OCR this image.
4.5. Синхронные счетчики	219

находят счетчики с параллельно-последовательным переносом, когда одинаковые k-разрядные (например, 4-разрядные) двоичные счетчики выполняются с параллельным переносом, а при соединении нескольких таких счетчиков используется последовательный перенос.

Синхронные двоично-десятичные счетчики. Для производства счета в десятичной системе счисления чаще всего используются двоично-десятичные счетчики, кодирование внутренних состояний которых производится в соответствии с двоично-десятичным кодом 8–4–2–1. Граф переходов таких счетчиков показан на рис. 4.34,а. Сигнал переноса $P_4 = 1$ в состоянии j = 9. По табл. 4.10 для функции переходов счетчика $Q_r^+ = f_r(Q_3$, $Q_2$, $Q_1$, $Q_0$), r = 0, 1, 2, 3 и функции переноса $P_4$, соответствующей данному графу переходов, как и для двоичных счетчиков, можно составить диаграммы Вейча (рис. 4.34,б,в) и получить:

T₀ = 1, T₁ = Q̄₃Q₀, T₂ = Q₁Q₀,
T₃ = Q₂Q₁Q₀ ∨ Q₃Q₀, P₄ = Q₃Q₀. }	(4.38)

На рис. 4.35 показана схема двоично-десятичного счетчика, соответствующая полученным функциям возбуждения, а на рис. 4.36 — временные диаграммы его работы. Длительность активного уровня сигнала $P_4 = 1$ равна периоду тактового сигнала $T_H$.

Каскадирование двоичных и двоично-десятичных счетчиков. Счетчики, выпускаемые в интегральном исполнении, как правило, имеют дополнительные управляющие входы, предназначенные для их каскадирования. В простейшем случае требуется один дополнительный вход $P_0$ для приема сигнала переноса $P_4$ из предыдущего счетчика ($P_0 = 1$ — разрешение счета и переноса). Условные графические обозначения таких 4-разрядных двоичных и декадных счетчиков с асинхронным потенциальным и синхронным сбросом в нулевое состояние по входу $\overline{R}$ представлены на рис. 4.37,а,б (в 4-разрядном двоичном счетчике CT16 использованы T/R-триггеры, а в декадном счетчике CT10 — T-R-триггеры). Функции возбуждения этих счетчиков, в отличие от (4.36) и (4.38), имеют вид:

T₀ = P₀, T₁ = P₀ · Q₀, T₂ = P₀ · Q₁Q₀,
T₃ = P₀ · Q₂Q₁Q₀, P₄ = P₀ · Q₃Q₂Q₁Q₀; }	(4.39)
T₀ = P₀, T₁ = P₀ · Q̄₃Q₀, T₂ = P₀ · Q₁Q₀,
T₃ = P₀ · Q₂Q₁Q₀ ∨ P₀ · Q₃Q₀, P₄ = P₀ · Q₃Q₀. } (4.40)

...

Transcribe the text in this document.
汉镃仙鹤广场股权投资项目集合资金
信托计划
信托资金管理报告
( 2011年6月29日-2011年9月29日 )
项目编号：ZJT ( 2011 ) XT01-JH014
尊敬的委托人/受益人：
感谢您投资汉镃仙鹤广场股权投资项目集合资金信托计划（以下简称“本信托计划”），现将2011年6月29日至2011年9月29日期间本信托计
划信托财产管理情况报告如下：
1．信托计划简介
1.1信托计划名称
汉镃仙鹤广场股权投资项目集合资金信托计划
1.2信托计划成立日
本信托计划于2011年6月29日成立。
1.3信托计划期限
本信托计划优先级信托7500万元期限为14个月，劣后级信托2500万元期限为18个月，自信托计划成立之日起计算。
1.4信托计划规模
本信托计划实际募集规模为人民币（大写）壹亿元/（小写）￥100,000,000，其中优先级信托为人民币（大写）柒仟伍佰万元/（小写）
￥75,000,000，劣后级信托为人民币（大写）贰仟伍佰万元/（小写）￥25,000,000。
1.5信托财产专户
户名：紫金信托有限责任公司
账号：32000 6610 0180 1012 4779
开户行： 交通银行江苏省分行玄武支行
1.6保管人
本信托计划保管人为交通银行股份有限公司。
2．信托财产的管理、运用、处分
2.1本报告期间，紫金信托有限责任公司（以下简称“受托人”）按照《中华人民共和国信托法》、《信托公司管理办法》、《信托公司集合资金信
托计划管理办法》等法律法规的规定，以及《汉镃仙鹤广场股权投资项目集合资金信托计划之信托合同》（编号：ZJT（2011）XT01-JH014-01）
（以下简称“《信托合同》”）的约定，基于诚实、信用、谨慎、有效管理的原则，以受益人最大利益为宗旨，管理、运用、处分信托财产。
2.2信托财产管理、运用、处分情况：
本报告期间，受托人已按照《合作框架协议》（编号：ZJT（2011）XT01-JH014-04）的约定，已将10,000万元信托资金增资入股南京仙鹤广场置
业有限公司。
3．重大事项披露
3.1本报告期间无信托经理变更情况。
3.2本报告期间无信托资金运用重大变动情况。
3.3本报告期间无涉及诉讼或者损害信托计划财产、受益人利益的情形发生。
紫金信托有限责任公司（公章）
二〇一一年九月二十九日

==

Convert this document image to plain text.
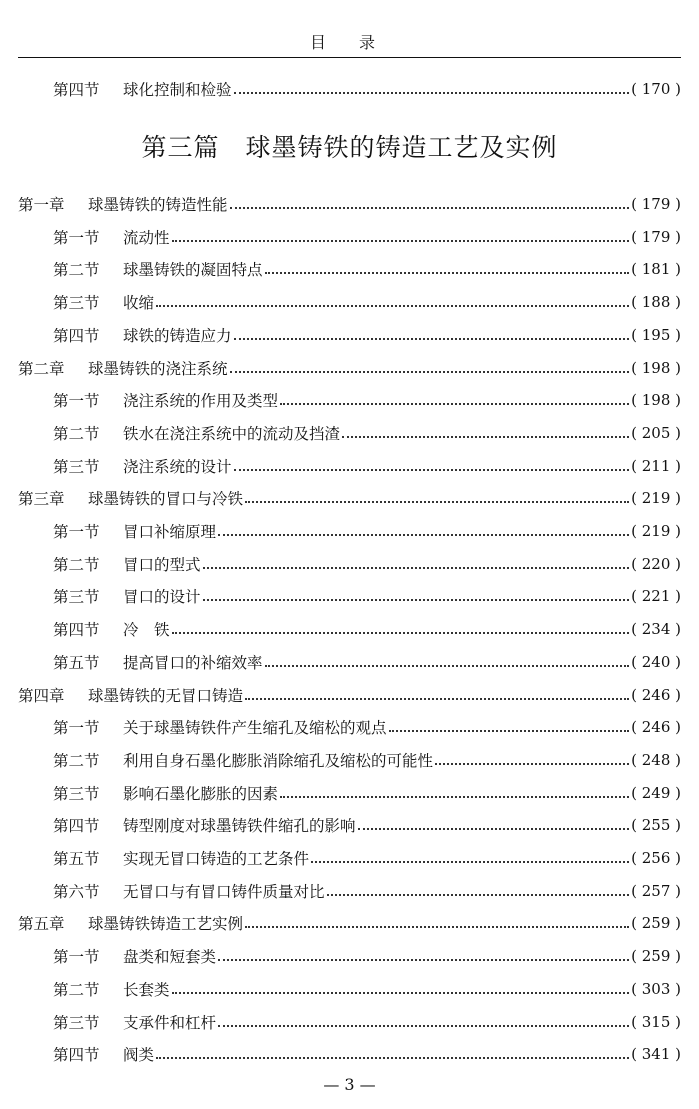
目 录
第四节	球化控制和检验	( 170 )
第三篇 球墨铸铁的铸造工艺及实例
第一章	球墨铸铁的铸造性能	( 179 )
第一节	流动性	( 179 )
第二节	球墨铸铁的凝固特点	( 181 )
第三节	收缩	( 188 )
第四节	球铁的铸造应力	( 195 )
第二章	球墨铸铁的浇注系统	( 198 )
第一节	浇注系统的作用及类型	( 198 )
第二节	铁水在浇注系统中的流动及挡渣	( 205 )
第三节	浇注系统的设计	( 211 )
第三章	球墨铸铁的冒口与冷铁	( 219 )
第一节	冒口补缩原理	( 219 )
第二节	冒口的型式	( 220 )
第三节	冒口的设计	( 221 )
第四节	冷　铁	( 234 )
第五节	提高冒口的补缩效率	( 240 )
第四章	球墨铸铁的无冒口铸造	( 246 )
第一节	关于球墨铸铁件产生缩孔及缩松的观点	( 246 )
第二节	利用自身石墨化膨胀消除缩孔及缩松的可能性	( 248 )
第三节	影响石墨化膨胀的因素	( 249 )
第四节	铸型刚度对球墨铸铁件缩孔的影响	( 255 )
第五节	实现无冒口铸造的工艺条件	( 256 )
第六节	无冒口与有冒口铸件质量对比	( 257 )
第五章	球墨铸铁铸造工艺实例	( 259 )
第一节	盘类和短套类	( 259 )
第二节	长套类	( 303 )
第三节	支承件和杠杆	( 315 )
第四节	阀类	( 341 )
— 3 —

● BRIEF: Identify lines with the string "document". Copy each one.

● THE RESULT:
Transcribe the text in this document.
Convert this document image to plain text.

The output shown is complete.